The task: Locate every line in the records below that holds the word "placeholder" and return each one.

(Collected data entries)

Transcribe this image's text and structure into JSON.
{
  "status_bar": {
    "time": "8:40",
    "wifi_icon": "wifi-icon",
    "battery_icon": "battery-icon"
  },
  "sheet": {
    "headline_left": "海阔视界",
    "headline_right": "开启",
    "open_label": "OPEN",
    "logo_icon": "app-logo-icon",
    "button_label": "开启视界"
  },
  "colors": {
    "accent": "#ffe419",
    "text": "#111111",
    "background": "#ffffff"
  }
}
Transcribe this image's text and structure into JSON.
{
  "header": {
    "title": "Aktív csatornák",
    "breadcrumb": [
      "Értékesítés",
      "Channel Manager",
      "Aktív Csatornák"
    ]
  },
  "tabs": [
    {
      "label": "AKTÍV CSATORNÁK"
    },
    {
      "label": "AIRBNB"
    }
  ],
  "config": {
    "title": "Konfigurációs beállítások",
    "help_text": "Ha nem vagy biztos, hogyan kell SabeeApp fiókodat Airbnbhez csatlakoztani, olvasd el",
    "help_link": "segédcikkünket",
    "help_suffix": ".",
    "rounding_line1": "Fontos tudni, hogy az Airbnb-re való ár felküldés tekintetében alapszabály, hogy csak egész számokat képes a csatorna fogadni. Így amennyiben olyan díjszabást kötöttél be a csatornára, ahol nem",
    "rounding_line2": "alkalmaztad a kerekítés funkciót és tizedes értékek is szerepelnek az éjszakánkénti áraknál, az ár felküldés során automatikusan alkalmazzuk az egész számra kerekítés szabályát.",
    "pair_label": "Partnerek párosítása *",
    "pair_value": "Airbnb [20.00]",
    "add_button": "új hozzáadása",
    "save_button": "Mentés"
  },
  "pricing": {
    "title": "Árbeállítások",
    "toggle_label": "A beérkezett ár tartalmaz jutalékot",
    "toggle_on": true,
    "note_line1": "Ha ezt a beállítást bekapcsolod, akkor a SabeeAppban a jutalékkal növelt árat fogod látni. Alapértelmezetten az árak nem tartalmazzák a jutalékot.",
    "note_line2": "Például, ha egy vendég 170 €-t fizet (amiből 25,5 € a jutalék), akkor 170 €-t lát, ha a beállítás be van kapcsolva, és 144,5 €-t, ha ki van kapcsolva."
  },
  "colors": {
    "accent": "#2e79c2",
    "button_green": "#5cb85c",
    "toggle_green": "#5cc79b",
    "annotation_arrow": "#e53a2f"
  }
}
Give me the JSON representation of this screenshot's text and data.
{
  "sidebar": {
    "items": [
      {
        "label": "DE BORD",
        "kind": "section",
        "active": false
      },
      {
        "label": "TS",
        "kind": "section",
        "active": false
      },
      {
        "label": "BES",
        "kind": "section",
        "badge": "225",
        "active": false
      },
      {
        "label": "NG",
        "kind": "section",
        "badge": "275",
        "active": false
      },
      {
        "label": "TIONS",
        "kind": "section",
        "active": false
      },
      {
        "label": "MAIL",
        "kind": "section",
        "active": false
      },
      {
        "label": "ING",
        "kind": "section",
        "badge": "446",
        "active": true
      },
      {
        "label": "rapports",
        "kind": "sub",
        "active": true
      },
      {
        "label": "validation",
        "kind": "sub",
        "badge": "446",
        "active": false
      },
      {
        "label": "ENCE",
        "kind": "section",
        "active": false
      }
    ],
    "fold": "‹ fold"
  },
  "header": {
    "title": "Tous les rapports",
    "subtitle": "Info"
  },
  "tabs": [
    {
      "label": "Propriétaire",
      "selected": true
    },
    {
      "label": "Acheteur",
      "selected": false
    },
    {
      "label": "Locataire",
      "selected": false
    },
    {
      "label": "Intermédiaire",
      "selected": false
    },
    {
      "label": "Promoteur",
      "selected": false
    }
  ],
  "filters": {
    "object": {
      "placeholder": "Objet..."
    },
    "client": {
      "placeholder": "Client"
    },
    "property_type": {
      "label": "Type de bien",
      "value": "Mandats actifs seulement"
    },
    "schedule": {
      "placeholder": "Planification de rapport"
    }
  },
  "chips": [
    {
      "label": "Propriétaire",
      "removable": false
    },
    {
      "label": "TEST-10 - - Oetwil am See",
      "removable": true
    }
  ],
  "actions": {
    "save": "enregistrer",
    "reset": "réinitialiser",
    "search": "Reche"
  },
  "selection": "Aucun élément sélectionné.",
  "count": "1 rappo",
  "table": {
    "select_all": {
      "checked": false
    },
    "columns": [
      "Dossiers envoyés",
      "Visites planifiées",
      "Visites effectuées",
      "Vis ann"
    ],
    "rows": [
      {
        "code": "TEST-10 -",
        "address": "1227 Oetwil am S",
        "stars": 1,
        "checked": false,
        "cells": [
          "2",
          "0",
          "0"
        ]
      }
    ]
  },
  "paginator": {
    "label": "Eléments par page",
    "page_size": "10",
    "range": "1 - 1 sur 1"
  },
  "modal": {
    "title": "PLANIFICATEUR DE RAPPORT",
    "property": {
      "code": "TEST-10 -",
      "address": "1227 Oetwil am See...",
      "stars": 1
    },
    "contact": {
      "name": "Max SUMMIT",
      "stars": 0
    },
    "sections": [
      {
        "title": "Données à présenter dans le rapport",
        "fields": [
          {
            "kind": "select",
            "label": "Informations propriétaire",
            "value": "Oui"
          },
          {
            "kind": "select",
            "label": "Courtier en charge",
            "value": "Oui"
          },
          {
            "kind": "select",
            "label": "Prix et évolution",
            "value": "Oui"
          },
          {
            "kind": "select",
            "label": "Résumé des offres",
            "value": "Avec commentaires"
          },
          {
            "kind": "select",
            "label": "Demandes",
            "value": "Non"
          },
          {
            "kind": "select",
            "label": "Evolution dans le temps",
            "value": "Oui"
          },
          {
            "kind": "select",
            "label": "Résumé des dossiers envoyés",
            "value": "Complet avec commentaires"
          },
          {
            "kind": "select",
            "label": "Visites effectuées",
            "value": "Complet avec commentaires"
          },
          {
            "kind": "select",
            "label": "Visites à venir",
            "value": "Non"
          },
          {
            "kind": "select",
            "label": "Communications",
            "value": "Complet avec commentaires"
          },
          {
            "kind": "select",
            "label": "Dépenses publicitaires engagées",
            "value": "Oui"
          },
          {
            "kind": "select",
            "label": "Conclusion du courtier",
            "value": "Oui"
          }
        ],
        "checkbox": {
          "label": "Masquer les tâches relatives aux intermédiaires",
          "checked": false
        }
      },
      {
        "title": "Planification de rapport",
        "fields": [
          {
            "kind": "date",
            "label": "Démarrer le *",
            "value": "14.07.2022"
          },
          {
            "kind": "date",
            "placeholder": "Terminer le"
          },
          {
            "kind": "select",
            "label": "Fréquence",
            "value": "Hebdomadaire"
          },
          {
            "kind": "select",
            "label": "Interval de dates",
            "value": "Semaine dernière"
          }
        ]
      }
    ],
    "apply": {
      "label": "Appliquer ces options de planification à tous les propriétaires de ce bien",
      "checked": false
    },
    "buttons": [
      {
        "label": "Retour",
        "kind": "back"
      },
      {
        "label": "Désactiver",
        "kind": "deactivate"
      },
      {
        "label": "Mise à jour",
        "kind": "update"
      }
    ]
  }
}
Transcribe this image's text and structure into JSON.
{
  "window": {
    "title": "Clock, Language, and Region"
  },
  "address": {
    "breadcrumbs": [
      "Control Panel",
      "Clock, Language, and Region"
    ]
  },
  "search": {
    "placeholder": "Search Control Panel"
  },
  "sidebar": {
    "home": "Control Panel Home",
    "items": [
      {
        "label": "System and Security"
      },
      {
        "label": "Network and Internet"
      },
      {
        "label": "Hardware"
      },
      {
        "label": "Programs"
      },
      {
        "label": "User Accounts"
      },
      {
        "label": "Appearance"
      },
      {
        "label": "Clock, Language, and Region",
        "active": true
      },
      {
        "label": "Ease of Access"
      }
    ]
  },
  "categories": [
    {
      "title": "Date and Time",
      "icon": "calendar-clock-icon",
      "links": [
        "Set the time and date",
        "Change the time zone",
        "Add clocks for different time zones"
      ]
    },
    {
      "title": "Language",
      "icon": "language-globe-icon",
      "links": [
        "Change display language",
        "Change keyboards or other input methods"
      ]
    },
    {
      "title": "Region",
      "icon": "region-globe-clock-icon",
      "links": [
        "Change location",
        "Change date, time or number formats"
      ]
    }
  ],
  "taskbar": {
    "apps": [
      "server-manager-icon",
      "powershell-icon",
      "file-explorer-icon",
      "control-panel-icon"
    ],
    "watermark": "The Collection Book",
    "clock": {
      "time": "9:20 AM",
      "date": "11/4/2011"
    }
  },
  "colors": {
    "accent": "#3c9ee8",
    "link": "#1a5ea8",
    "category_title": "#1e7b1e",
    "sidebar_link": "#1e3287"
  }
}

Result for this exercise:
      "placeholder": "Objet..."
      "placeholder": "Client"
      "placeholder": "Planification de rapport"
            "placeholder": "Terminer le"
    "placeholder": "Search Control Panel"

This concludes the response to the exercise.